Put these lines into a JSON list of strings, one string per line, skipping blank lines.

START INPUT ROWS

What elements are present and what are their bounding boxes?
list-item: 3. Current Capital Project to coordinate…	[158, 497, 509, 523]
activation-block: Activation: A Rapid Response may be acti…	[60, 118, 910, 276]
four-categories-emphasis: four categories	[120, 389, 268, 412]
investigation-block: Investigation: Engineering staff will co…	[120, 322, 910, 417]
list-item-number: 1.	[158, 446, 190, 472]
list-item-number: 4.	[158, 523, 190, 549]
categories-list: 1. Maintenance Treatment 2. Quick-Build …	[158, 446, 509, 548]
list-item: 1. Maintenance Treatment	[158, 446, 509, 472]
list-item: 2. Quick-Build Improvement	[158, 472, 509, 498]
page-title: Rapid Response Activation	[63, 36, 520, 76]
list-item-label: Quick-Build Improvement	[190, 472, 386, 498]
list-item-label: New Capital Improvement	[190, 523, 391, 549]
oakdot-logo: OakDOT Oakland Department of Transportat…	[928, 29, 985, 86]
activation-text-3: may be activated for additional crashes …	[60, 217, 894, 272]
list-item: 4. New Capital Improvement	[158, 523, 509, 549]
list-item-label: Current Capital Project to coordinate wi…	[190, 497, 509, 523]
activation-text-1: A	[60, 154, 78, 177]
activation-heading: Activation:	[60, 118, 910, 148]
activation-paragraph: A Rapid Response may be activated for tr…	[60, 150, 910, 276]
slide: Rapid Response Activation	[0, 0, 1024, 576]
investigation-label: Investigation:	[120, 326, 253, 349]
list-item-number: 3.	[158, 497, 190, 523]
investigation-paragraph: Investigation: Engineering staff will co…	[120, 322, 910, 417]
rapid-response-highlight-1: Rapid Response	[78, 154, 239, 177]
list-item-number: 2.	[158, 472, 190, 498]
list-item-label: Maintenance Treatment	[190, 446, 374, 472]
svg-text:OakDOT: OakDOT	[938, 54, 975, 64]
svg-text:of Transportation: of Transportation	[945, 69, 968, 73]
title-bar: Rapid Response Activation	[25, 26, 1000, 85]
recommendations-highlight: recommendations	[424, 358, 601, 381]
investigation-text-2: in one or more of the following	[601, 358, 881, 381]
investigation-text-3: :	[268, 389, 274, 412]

END INPUT ROWS

→ **CORRECT RESULT**
[
  "What elements are present and what are their bounding boxes?",
  "list-item: 3. Current Capital Project to coordinate…\t[158, 497, 509, 523]",
  "activation-block: Activation: A Rapid Response may be acti…\t[60, 118, 910, 276]",
  "four-categories-emphasis: four categories\t[120, 389, 268, 412]",
  "investigation-block: Investigation: Engineering staff will co…\t[120, 322, 910, 417]",
  "list-item-number: 1.\t[158, 446, 190, 472]",
  "list-item-number: 4.\t[158, 523, 190, 549]",
  "categories-list: 1. Maintenance Treatment 2. Quick-Build …\t[158, 446, 509, 548]",
  "list-item: 1. Maintenance Treatment\t[158, 446, 509, 472]",
  "list-item: 2. Quick-Build Improvement\t[158, 472, 509, 498]",
  "page-title: Rapid Response Activation\t[63, 36, 520, 76]",
  "list-item-label: Quick-Build Improvement\t[190, 472, 386, 498]",
  "list-item-label: New Capital Improvement\t[190, 523, 391, 549]",
  "oakdot-logo: OakDOT Oakland Department of Transportat…\t[928, 29, 985, 86]",
  "activation-text-3: may be activated for additional crashes …\t[60, 217, 894, 272]",
  "list-item: 4. New Capital Improvement\t[158, 523, 509, 549]",
  "list-item-label: Current Capital Project to coordinate wi…\t[190, 497, 509, 523]",
  "activation-text-1: A\t[60, 154, 78, 177]",
  "activation-heading: Activation:\t[60, 118, 910, 148]",
  "activation-paragraph: A Rapid Response may be activated for tr…\t[60, 150, 910, 276]",
  "slide: Rapid Response Activation\t[0, 0, 1024, 576]",
  "investigation-label: Investigation:\t[120, 326, 253, 349]",
  "list-item-number: 3.\t[158, 497, 190, 523]",
  "investigation-paragraph: Investigation: Engineering staff will co…\t[120, 322, 910, 417]",
  "rapid-response-highlight-1: Rapid Response\t[78, 154, 239, 177]",
  "list-item-number: 2.\t[158, 472, 190, 498]",
  "list-item-label: Maintenance Treatment\t[190, 446, 374, 472]",
  "svg-text:OakDOT: OakDOT\t[938, 54, 975, 64]",
  "svg-text:of Transportation: of Transportation\t[945, 69, 968, 73]",
  "title-bar: Rapid Response Activation\t[25, 26, 1000, 85]",
  "recommendations-highlight: recommendations\t[424, 358, 601, 381]",
  "investigation-text-2: in one or more of the following\t[601, 358, 881, 381]",
  "investigation-text-3: :\t[268, 389, 274, 412]"
]